▶ BRIEF: Check each line for the word "代表人物" and report how many have it. Give nothing else.

▶ RECORD EXCERPTS:

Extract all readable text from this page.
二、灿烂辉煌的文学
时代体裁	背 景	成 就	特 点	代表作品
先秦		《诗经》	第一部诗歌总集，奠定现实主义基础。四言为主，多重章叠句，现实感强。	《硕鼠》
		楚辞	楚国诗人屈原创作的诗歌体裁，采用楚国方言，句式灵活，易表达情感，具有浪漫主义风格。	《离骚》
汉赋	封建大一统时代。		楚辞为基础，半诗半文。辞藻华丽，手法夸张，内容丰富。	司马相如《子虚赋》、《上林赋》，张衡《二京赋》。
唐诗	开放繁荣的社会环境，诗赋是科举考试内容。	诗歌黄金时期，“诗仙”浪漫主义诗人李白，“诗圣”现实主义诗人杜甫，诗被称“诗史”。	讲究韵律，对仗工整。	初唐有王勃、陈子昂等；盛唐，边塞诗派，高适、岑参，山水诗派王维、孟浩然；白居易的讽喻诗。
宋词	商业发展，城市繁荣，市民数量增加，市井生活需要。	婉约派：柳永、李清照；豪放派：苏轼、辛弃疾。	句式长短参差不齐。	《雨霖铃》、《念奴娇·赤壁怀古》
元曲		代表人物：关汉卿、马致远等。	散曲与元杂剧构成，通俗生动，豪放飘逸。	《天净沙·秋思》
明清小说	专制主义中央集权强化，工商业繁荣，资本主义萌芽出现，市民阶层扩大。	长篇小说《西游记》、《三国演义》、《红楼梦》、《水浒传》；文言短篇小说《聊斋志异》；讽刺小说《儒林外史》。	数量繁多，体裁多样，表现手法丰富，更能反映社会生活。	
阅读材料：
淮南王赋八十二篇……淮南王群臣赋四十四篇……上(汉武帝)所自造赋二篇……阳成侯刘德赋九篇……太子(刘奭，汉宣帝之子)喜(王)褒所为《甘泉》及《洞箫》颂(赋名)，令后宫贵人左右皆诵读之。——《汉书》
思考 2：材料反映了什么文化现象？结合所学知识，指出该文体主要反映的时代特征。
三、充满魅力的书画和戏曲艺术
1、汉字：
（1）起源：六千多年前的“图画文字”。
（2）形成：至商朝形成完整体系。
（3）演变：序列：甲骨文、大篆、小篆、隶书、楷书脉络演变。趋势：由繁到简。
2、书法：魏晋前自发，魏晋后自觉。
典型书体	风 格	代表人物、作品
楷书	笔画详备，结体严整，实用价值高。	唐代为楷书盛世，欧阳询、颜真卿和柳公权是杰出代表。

▶ CORRECT ANSWER: 2